■ Data entries:

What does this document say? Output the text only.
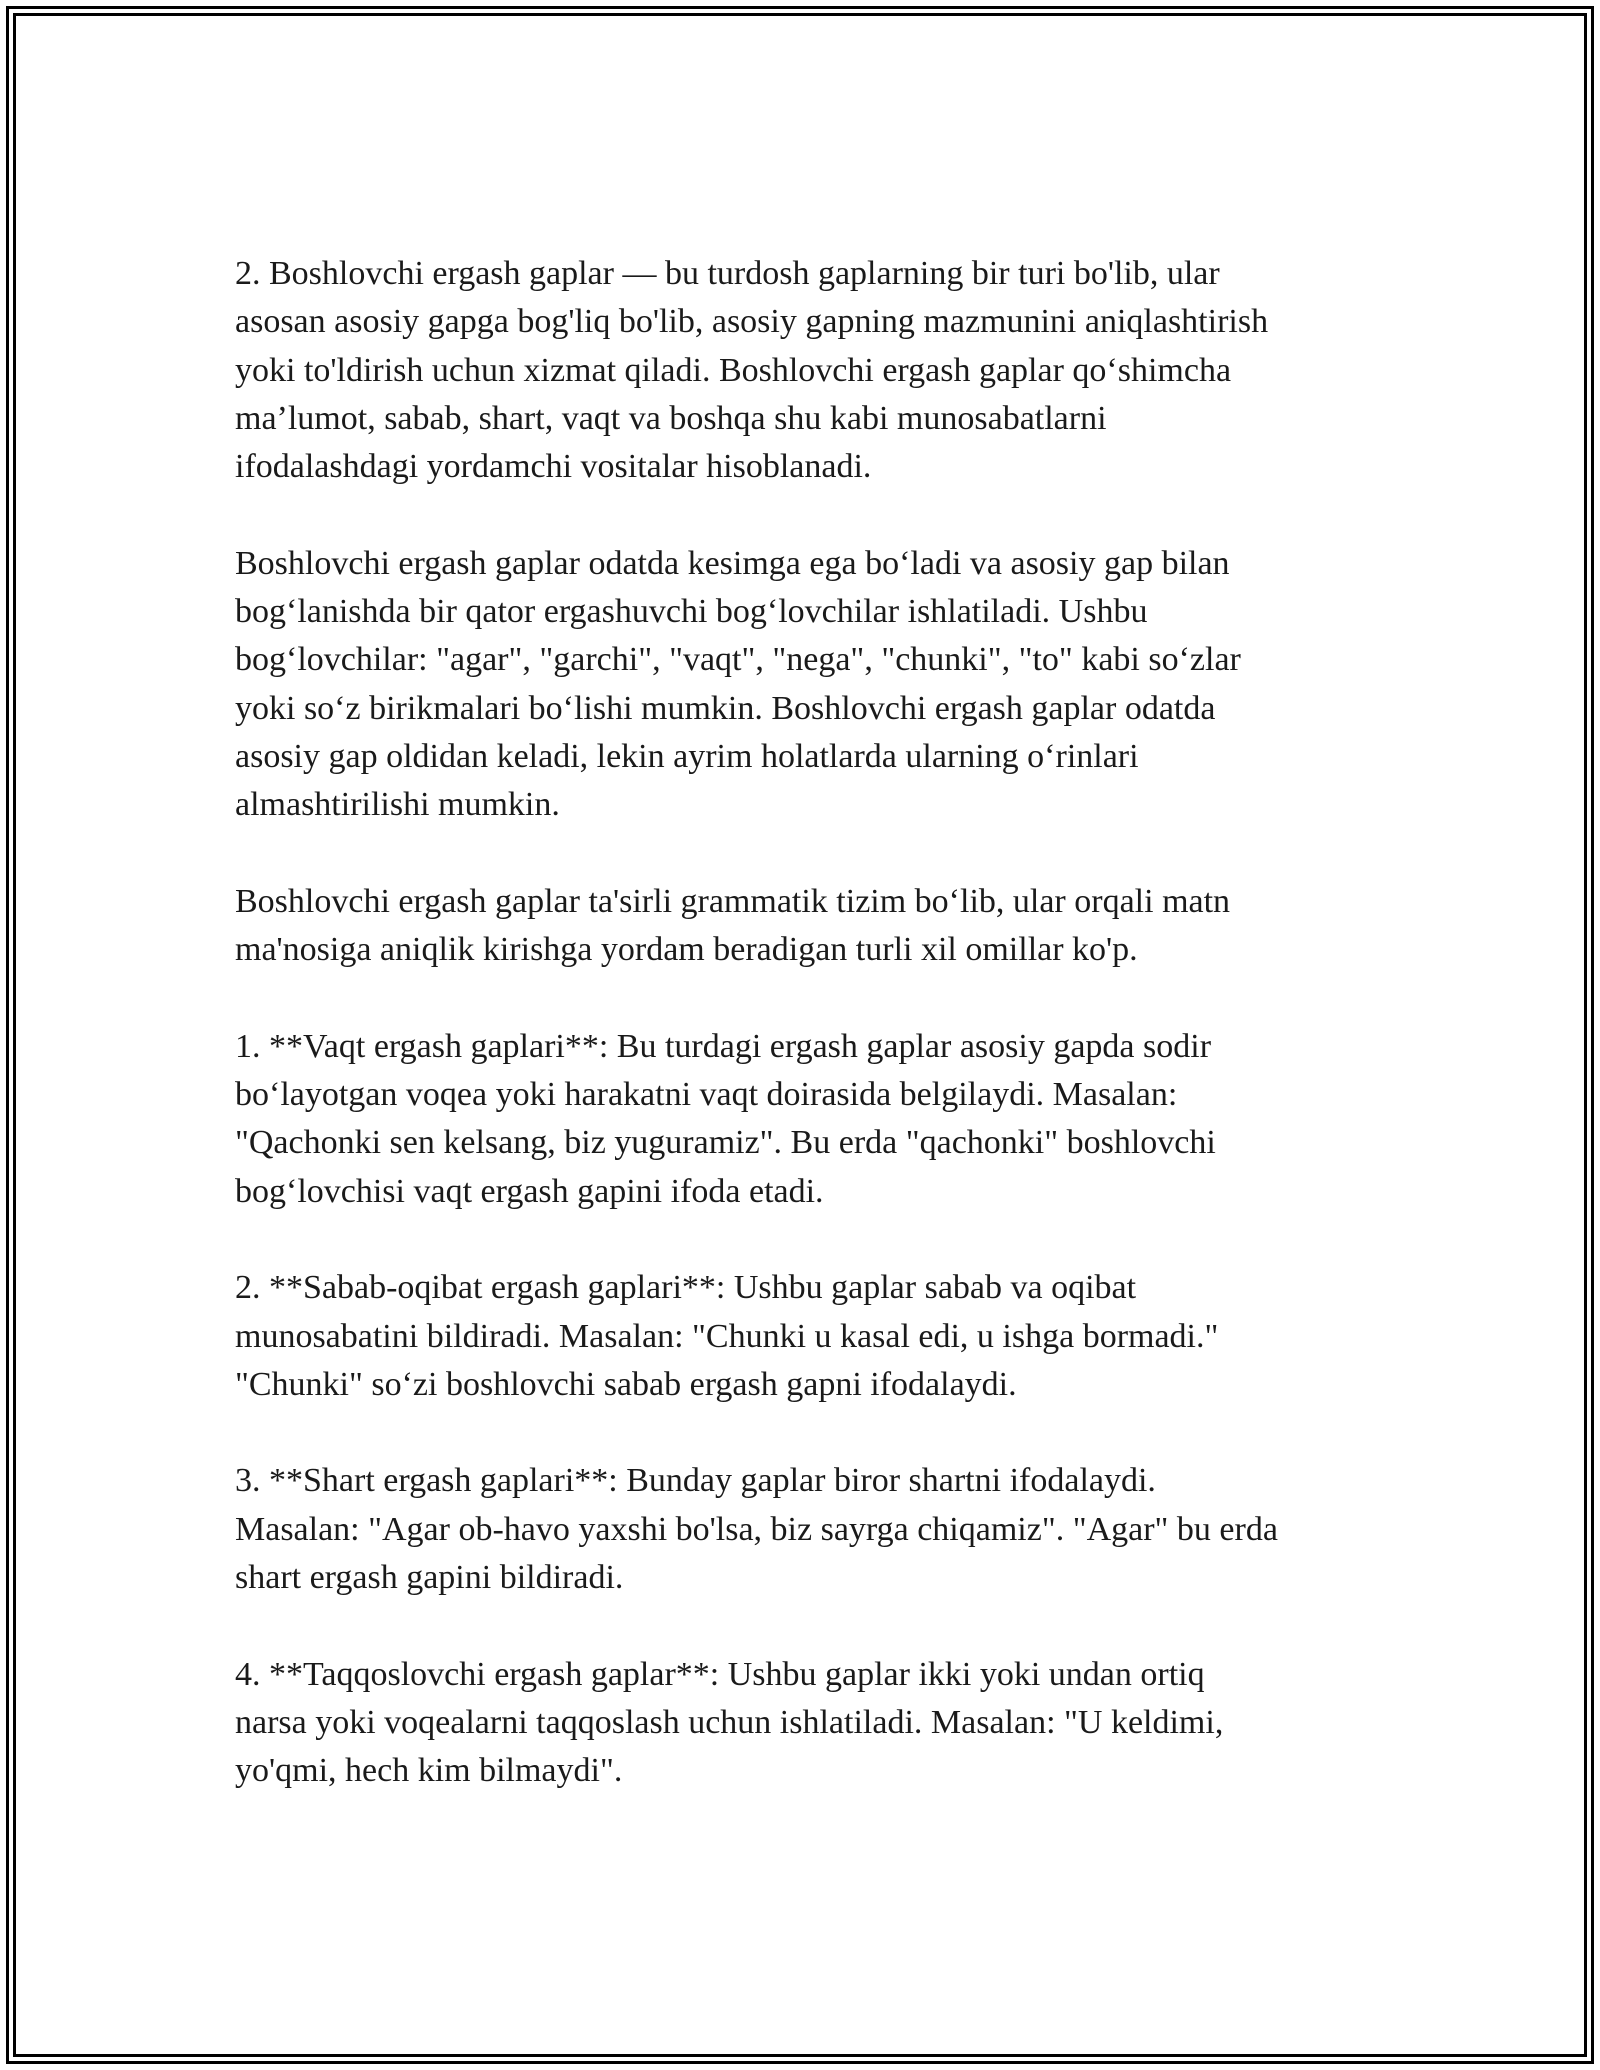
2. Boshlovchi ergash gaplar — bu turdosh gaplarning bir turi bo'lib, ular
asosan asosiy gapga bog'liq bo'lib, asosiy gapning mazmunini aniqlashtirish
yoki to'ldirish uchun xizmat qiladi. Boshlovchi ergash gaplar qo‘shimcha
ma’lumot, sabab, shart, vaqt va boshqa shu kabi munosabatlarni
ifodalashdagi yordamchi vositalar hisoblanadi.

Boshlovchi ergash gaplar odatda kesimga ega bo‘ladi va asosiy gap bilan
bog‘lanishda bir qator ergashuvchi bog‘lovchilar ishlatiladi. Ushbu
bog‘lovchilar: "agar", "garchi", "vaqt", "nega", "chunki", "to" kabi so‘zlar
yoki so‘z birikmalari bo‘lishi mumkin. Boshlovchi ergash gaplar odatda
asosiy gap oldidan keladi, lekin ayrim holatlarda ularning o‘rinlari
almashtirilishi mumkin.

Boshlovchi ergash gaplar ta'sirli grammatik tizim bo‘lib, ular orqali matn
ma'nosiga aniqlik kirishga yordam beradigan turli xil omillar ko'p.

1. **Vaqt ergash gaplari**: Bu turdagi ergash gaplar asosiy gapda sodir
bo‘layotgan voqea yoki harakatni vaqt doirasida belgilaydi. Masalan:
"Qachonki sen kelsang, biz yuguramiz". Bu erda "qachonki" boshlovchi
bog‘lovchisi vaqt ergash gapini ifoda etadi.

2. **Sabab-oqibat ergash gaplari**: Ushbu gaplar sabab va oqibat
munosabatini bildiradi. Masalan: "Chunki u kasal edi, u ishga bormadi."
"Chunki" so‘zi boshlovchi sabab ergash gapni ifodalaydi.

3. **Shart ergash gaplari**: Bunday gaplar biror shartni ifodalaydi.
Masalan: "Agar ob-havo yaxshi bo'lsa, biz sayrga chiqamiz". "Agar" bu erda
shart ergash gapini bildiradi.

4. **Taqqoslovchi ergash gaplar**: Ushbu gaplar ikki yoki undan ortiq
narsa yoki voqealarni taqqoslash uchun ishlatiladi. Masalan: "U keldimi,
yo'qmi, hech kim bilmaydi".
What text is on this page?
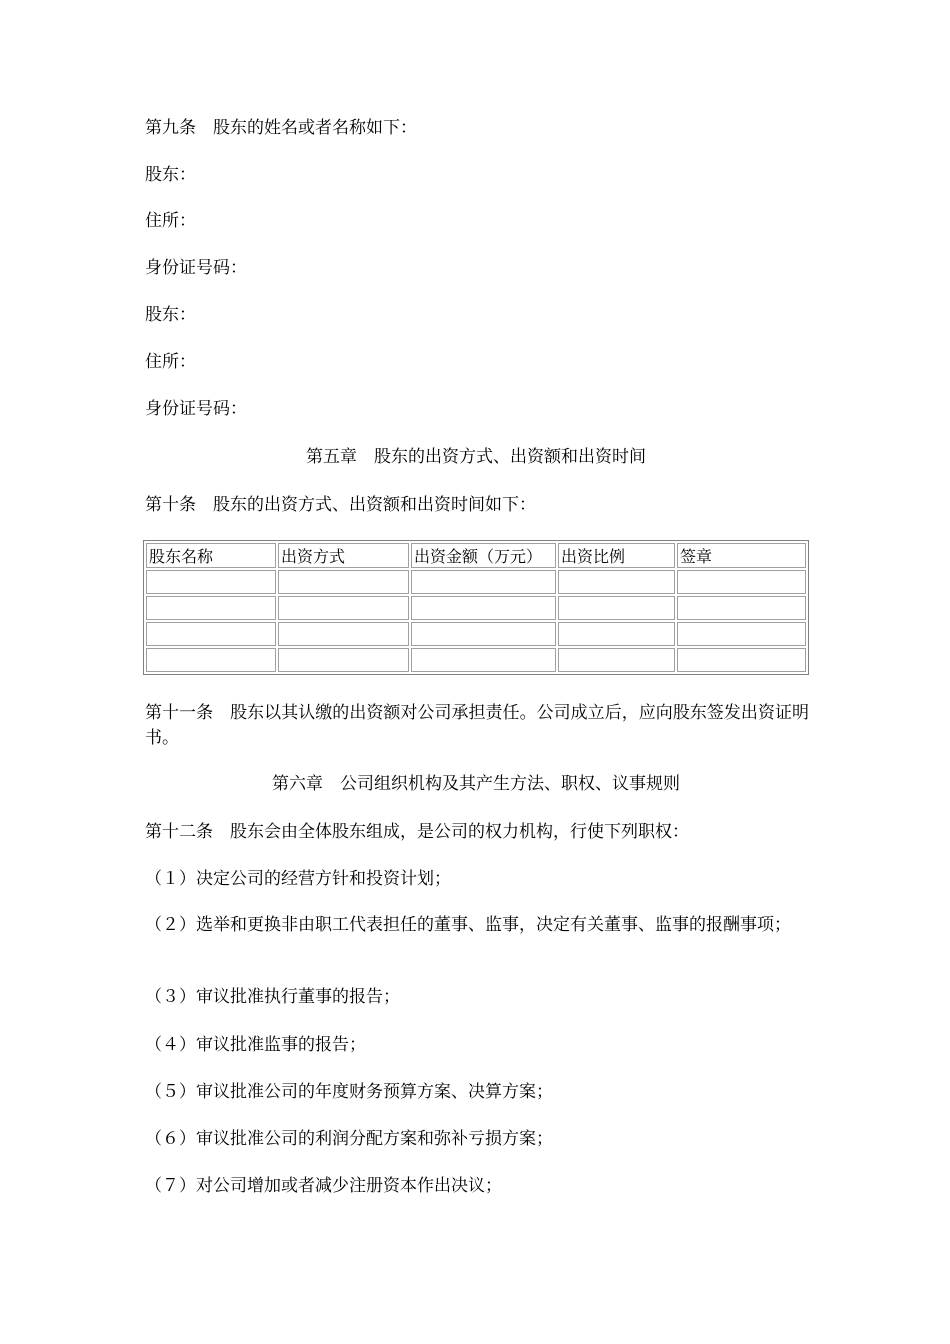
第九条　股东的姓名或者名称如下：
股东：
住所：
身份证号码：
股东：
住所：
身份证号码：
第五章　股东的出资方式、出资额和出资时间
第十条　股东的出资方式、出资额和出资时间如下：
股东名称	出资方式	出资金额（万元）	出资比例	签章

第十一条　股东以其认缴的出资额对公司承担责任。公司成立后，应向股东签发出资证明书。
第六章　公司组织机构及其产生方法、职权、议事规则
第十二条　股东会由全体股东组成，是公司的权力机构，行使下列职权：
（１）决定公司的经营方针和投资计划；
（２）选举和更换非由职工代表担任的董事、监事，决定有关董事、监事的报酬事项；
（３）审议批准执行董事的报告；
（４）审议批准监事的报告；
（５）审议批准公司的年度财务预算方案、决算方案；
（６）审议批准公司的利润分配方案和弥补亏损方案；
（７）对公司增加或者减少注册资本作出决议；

■ What the exercise asks: Write out the listing word for word, omitting the pictures it holds.

■ The completed task:
What does this document say? Output the text only.
2. Boshlovchi ergash gaplar — bu turdosh gaplarning bir turi bo'lib, ular
asosan asosiy gapga bog'liq bo'lib, asosiy gapning mazmunini aniqlashtirish
yoki to'ldirish uchun xizmat qiladi. Boshlovchi ergash gaplar qo‘shimcha
ma’lumot, sabab, shart, vaqt va boshqa shu kabi munosabatlarni
ifodalashdagi yordamchi vositalar hisoblanadi.

Boshlovchi ergash gaplar odatda kesimga ega bo‘ladi va asosiy gap bilan
bog‘lanishda bir qator ergashuvchi bog‘lovchilar ishlatiladi. Ushbu
bog‘lovchilar: "agar", "garchi", "vaqt", "nega", "chunki", "to" kabi so‘zlar
yoki so‘z birikmalari bo‘lishi mumkin. Boshlovchi ergash gaplar odatda
asosiy gap oldidan keladi, lekin ayrim holatlarda ularning o‘rinlari
almashtirilishi mumkin.

Boshlovchi ergash gaplar ta'sirli grammatik tizim bo‘lib, ular orqali matn
ma'nosiga aniqlik kirishga yordam beradigan turli xil omillar ko'p.

1. **Vaqt ergash gaplari**: Bu turdagi ergash gaplar asosiy gapda sodir
bo‘layotgan voqea yoki harakatni vaqt doirasida belgilaydi. Masalan:
"Qachonki sen kelsang, biz yuguramiz". Bu erda "qachonki" boshlovchi
bog‘lovchisi vaqt ergash gapini ifoda etadi.

2. **Sabab-oqibat ergash gaplari**: Ushbu gaplar sabab va oqibat
munosabatini bildiradi. Masalan: "Chunki u kasal edi, u ishga bormadi."
"Chunki" so‘zi boshlovchi sabab ergash gapni ifodalaydi.

3. **Shart ergash gaplari**: Bunday gaplar biror shartni ifodalaydi.
Masalan: "Agar ob-havo yaxshi bo'lsa, biz sayrga chiqamiz". "Agar" bu erda
shart ergash gapini bildiradi.

4. **Taqqoslovchi ergash gaplar**: Ushbu gaplar ikki yoki undan ortiq
narsa yoki voqealarni taqqoslash uchun ishlatiladi. Masalan: "U keldimi,
yo'qmi, hech kim bilmaydi".
What text is on this page?
第九条　股东的姓名或者名称如下：
股东：
住所：
身份证号码：
股东：
住所：
身份证号码：
第五章　股东的出资方式、出资额和出资时间
第十条　股东的出资方式、出资额和出资时间如下：
股东名称	出资方式	出资金额（万元）	出资比例	签章

第十一条　股东以其认缴的出资额对公司承担责任。公司成立后，应向股东签发出资证明书。
第六章　公司组织机构及其产生方法、职权、议事规则
第十二条　股东会由全体股东组成，是公司的权力机构，行使下列职权：
（１）决定公司的经营方针和投资计划；
（２）选举和更换非由职工代表担任的董事、监事，决定有关董事、监事的报酬事项；
（３）审议批准执行董事的报告；
（４）审议批准监事的报告；
（５）审议批准公司的年度财务预算方案、决算方案；
（６）审议批准公司的利润分配方案和弥补亏损方案；
（７）对公司增加或者减少注册资本作出决议；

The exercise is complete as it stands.